Given text
BEGIN

Deep Soil Stabilization of Foundation for Health Care Center in Liberty, TX

May 26, 2023 Melanie Chaney

Location: Liberty Health Care Center in Liberty, Texas

Project Overview

Liberty Health Care Center is a well-established healthcare facility in the area of Liberty, Texas. They have exclusively served the geriatric population of the greater Liberty area for more than fifty years. The building is a wagon wheel style building built in the 1970s, where each wing of rooms is a leg, that extended out of the center. There is a total of six wings and three of which were experiencing settlement. The ground around the section of the building seemed to be very soft and damp and had a high composition of sand. The client’s biggest concern was to prevent the building from moving anymore and causing structural damage that could compromise the ability of the patients to be able to stay in their rooms. The challenging part of this project was because the soils were so loose, it took seventy feet of pipe before we were able to reach load-bearing strata.

Pushing the pipe down to load-bearing strata guarantees that the structure will be permanently stabilized and will not be affected by the loose soils.

END

Record excerpts

BEGIN

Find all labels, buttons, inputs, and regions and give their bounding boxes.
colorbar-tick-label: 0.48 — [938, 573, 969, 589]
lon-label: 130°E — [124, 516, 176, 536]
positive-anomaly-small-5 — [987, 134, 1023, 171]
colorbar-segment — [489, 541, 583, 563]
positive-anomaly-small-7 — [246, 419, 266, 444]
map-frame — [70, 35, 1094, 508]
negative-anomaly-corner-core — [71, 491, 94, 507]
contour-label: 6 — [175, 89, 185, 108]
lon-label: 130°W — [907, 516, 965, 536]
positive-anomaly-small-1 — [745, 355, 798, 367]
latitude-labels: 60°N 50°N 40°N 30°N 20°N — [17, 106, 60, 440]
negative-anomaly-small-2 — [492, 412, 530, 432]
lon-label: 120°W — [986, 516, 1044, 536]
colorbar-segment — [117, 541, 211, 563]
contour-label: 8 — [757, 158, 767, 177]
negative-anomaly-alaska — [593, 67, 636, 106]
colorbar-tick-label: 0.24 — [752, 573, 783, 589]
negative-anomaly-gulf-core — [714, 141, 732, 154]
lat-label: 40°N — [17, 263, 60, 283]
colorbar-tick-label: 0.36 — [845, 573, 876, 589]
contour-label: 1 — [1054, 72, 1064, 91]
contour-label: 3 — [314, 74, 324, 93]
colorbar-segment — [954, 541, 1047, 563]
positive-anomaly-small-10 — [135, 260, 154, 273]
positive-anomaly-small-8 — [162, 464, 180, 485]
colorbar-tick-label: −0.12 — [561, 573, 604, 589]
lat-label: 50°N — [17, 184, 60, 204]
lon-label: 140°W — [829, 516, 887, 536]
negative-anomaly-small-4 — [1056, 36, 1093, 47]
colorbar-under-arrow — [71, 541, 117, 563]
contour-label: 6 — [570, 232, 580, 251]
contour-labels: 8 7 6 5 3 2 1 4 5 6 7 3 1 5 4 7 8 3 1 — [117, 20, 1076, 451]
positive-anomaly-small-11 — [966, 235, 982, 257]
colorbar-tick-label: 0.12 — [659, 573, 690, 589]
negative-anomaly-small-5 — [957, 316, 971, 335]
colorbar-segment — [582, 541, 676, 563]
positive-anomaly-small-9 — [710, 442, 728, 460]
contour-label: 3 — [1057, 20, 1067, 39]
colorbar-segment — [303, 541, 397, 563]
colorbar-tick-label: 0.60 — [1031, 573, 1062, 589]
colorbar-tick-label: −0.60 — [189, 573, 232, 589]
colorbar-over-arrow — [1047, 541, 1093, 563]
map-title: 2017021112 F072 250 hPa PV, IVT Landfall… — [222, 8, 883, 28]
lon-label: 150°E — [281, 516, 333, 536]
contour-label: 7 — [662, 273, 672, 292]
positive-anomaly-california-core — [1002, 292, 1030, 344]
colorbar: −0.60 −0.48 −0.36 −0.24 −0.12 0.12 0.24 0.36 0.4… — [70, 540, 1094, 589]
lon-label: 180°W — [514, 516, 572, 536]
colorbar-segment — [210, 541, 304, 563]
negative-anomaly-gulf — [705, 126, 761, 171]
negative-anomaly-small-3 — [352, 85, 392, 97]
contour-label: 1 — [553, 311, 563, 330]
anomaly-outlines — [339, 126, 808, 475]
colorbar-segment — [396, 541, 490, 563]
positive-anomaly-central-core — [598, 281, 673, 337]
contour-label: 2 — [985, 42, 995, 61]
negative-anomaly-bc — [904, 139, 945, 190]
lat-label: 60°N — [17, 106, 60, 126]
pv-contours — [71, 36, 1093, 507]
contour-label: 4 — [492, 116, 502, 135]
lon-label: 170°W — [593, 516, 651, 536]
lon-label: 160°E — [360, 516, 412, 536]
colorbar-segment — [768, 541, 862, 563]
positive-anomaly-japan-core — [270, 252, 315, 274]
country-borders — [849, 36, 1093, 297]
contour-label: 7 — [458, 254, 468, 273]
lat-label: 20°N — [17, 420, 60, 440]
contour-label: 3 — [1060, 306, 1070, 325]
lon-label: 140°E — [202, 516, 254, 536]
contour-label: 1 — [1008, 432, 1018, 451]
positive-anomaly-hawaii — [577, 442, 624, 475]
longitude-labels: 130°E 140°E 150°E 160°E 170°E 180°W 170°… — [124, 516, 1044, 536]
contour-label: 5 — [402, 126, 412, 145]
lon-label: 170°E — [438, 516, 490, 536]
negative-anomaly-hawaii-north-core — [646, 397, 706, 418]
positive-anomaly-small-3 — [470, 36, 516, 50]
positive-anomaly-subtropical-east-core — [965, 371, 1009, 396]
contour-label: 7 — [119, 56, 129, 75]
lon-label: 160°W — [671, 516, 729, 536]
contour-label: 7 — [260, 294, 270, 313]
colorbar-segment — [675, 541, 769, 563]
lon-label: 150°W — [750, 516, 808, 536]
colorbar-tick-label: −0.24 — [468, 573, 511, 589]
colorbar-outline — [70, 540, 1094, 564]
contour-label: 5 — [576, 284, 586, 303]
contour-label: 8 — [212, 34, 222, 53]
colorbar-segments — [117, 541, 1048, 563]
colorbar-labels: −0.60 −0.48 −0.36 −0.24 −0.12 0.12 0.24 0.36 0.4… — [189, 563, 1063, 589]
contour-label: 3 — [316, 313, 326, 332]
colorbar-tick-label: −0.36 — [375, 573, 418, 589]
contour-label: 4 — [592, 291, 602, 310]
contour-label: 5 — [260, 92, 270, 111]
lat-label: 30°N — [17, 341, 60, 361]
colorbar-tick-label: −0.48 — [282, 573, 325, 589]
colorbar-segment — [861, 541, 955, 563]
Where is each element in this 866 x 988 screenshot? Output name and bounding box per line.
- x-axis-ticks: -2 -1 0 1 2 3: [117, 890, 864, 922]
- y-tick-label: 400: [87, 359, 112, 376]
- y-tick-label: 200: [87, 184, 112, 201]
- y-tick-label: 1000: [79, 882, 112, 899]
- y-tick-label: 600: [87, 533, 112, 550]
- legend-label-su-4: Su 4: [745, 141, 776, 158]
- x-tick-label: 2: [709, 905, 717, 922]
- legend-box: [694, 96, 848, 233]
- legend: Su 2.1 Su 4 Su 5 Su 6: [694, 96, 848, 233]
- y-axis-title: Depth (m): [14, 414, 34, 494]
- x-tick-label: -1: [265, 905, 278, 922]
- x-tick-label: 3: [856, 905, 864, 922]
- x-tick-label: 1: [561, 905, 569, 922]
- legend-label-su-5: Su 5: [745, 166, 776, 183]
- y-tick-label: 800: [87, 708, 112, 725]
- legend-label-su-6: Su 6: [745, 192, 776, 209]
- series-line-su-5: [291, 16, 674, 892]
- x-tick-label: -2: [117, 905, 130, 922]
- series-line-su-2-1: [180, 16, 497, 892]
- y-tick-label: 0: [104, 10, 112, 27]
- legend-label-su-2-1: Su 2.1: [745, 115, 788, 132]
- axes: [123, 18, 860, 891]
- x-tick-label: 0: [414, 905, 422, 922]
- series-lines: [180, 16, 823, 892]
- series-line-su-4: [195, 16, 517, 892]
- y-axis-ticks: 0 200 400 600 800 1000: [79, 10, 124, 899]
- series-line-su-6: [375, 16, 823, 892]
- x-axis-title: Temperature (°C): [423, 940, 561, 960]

END

What is expected
For each statement (a), (b) and (c), state whether it agrees with the text on the Liberty Health Care Center foundation project: answer yes or no and quote the deciding words. (a) All six wings of the building were experiencing settlement. (b) The facility has served the geriatric population of the greater Liberty area for more than fifty years. (c) Load-bearing strata were reached after thirty feet of pipe.

Written solution
(a) No: "There is a total of six wings and three of which were experiencing settlement."
(b) Yes: "They have exclusively served the geriatric population of the greater Liberty area for more than fifty years."
(c) No: "it took seventy feet of pipe before we were able to reach load-bearing strata."